__AIM OF THE TASK__. Wherever the word "субвенций" appears in a line, extract that line.

__Saved entries__.

_ _ _

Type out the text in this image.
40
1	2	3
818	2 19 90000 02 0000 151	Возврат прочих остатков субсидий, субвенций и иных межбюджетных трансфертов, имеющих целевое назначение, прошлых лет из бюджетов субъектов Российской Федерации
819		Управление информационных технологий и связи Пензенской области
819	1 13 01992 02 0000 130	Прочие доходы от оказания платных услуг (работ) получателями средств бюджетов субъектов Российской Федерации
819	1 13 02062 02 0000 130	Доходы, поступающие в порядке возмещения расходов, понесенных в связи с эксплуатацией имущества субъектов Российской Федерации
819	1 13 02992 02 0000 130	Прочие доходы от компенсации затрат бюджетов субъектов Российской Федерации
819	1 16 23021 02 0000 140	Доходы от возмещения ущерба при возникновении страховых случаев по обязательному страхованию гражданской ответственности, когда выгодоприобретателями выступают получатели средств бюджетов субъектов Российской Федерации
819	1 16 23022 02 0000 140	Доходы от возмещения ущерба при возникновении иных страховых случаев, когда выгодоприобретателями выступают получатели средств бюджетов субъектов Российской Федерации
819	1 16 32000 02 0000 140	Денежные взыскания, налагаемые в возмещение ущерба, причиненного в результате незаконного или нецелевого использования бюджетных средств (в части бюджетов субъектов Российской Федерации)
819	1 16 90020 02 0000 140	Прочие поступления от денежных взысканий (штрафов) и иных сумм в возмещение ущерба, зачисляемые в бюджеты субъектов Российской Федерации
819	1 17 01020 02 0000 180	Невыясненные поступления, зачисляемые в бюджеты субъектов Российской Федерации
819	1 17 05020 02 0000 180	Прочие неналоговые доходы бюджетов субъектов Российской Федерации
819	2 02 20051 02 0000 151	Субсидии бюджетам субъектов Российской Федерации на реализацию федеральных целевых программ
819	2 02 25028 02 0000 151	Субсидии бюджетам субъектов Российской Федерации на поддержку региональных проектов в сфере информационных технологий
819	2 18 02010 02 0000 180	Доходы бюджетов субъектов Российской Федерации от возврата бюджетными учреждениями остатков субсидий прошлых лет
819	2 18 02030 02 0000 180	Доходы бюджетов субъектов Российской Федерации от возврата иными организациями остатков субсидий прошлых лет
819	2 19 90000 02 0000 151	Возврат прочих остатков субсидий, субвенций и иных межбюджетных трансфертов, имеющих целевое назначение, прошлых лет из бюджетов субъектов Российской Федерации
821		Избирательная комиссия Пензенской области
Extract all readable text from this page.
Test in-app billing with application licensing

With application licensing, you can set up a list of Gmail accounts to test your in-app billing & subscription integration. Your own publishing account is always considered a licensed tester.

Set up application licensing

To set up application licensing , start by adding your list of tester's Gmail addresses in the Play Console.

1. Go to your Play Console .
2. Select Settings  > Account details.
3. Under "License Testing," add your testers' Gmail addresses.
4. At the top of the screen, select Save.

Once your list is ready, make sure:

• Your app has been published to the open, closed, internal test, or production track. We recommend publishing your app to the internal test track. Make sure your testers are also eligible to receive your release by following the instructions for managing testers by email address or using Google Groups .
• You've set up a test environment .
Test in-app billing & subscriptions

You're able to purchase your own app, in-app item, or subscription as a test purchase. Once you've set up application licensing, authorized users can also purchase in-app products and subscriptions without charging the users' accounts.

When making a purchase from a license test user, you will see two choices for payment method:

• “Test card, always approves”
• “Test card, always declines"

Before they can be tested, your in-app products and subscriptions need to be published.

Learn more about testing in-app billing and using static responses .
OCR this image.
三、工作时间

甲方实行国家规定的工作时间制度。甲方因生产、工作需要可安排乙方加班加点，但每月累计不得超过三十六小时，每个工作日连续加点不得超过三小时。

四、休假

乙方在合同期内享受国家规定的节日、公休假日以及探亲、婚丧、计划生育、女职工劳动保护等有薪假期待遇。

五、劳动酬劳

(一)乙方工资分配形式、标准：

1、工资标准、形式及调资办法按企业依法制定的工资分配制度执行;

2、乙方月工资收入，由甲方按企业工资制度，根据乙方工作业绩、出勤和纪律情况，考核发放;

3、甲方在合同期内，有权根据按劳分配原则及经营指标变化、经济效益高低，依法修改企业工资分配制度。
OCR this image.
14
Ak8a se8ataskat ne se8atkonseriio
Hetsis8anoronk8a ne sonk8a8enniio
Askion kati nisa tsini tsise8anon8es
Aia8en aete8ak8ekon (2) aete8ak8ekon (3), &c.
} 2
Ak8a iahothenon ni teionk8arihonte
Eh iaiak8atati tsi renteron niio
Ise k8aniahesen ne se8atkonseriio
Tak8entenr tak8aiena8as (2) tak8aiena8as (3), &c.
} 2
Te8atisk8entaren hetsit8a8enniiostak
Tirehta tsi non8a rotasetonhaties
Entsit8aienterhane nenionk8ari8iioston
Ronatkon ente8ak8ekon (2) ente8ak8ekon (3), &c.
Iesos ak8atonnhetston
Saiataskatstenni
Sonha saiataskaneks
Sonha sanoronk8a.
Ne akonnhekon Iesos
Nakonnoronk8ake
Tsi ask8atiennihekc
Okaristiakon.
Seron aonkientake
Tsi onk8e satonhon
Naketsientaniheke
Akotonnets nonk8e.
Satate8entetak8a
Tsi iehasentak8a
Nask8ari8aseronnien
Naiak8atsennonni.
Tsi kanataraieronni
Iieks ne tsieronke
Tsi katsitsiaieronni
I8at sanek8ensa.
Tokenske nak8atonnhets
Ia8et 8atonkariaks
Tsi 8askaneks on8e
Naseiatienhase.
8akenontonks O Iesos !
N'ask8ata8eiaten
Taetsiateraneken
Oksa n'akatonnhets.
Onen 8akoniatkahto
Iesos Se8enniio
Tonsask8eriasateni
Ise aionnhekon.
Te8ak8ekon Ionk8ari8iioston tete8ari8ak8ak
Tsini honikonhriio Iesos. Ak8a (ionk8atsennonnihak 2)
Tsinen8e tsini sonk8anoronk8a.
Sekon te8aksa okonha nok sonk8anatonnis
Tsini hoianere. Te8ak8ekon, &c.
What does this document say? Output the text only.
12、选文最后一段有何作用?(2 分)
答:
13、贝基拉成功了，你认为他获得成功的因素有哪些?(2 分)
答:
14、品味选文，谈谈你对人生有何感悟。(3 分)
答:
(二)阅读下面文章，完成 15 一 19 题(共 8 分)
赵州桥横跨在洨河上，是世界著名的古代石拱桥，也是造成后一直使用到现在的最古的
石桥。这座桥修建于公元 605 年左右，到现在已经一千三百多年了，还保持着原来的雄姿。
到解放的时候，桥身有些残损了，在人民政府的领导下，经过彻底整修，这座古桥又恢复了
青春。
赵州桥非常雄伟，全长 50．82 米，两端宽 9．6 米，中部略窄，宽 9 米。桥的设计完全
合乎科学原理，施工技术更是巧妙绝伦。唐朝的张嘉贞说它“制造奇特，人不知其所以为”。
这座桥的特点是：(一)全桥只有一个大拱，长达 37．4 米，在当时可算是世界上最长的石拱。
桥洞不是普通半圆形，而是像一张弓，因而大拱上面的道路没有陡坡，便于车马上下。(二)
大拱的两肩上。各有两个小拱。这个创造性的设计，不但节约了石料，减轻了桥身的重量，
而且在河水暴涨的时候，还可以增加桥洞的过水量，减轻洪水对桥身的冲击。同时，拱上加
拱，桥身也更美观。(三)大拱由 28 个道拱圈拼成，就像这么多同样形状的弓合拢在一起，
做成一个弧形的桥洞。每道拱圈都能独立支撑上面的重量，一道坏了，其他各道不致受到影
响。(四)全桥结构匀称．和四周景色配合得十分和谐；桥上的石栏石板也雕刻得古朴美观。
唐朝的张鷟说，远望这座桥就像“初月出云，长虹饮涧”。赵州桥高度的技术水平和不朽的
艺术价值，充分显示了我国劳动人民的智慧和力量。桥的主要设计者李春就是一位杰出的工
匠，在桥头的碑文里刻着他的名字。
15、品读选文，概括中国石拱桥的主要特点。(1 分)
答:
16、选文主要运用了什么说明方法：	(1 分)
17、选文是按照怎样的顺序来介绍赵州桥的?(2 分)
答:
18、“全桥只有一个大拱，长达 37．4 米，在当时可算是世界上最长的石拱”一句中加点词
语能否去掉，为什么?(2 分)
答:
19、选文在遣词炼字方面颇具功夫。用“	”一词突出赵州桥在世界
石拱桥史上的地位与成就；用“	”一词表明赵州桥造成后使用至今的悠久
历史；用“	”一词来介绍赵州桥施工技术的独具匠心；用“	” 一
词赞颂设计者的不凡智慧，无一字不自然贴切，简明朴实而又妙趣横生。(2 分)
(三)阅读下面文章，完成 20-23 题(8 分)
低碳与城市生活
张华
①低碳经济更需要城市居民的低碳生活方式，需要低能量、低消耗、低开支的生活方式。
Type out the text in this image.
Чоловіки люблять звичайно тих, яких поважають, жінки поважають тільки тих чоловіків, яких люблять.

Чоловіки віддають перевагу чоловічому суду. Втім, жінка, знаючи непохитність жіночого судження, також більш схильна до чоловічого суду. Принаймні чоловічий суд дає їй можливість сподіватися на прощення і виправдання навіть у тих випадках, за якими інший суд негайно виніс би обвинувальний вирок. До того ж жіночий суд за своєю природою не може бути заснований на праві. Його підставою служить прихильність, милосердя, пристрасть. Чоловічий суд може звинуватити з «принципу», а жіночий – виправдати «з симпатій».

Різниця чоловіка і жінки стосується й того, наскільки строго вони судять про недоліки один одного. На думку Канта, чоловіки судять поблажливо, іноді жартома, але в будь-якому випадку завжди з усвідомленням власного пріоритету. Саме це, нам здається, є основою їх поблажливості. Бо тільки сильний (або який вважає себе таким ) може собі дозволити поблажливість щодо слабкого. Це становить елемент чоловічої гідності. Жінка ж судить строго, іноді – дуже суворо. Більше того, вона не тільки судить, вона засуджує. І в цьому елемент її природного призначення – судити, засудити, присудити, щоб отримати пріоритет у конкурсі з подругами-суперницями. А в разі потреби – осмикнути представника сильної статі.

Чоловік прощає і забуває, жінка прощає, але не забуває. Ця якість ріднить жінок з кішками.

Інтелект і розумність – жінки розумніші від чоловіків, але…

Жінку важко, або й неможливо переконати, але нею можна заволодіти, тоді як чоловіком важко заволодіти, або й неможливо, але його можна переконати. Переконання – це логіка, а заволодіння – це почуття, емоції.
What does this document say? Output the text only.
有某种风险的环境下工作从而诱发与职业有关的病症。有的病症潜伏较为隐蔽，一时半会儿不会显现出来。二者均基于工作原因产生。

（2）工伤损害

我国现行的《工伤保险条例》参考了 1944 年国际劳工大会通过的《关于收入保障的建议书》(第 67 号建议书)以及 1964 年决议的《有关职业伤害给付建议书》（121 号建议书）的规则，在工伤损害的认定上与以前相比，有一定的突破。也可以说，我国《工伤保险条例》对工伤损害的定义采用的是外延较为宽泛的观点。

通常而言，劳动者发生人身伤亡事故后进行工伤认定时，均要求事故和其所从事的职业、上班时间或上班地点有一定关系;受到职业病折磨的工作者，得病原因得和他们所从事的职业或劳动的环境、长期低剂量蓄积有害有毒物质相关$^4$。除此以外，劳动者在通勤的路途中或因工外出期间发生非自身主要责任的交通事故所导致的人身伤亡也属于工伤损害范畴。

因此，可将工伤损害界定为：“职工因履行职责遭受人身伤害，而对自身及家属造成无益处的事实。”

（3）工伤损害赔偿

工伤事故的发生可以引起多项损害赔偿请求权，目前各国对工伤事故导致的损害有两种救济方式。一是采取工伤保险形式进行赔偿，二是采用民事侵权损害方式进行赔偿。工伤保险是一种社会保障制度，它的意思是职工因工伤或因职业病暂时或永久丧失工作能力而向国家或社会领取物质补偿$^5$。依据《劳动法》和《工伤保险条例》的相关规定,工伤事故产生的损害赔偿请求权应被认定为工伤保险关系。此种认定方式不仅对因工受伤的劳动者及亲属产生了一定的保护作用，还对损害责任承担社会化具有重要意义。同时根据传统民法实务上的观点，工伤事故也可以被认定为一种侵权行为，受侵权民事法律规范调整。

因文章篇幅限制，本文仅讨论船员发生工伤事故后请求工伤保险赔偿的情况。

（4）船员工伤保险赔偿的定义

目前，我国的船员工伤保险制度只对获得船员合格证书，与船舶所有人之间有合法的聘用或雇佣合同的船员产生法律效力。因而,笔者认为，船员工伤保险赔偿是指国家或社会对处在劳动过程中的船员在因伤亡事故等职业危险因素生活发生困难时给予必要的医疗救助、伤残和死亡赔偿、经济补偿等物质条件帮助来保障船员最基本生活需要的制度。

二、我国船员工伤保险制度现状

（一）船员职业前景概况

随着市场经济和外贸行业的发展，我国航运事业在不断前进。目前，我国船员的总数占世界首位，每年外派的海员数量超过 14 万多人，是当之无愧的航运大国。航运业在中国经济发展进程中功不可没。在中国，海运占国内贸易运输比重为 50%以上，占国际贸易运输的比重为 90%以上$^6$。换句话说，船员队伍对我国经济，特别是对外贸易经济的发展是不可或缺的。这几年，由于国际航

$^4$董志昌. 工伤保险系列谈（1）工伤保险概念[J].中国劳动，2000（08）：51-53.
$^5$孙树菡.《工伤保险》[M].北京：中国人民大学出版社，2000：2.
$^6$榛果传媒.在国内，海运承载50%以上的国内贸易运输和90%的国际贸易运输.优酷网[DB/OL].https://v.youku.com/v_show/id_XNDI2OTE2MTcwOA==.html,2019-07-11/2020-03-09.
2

_ _ _

__EXERCISE OUTPUT__.
818	2 19 90000 02 0000 151	Возврат прочих остатков субсидий, субвенций и иных межбюджетных трансфертов, имеющих целевое назначение, прошлых лет из бюджетов субъектов Российской Федерации
819	2 19 90000 02 0000 151	Возврат прочих остатков субсидий, субвенций и иных межбюджетных трансфертов, имеющих целевое назначение, прошлых лет из бюджетов субъектов Российской Федерации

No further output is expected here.